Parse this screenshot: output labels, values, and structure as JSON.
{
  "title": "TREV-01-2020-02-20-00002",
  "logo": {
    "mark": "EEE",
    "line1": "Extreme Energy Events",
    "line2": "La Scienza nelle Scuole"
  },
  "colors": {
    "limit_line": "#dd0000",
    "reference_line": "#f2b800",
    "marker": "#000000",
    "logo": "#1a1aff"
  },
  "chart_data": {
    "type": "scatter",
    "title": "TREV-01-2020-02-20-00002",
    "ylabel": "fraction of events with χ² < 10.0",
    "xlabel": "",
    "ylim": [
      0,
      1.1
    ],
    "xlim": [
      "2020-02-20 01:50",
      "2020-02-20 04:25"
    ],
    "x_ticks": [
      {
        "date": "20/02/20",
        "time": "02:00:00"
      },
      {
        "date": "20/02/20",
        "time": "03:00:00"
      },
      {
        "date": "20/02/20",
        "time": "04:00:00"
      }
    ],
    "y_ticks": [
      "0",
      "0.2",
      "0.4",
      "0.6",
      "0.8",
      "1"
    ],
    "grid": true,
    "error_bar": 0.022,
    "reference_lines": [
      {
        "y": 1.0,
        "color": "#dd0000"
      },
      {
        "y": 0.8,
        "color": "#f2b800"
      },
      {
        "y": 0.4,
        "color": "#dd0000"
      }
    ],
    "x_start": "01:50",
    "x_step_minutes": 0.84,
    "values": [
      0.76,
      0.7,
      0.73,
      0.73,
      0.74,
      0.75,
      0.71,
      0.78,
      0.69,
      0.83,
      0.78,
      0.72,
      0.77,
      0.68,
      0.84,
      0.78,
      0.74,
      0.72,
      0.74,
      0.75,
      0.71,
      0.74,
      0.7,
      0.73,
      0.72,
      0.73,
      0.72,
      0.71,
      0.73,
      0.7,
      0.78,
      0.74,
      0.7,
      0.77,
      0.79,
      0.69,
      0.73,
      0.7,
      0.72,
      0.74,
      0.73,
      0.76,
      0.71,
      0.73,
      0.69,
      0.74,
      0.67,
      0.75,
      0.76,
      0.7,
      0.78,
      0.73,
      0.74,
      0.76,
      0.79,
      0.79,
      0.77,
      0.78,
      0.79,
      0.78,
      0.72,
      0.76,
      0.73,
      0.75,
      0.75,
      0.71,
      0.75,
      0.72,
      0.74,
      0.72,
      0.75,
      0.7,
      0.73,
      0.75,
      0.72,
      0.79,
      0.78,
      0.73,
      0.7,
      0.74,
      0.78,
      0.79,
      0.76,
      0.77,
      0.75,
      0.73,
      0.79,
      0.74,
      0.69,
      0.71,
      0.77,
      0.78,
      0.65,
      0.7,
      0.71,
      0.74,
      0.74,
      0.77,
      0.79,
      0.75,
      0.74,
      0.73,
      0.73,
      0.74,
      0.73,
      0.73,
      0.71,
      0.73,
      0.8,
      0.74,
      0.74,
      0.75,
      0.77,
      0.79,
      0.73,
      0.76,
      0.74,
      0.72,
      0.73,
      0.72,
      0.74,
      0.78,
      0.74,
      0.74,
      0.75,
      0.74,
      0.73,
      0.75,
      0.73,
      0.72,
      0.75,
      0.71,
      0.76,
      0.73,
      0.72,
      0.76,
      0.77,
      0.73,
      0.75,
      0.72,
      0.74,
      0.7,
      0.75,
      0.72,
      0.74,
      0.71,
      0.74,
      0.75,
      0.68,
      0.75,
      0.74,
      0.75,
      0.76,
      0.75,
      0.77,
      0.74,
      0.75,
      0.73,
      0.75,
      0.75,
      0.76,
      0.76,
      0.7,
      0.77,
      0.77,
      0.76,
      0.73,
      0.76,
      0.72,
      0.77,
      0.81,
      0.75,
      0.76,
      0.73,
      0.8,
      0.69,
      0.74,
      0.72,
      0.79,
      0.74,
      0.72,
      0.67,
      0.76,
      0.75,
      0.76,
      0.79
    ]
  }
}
____________
• TASK REQUIREMENTS
Pull every line containing "title" out of the data above.

• RESULT OF THE TASK
  "title": "TREV-01-2020-02-20-00002",
    "title": "TREV-01-2020-02-20-00002",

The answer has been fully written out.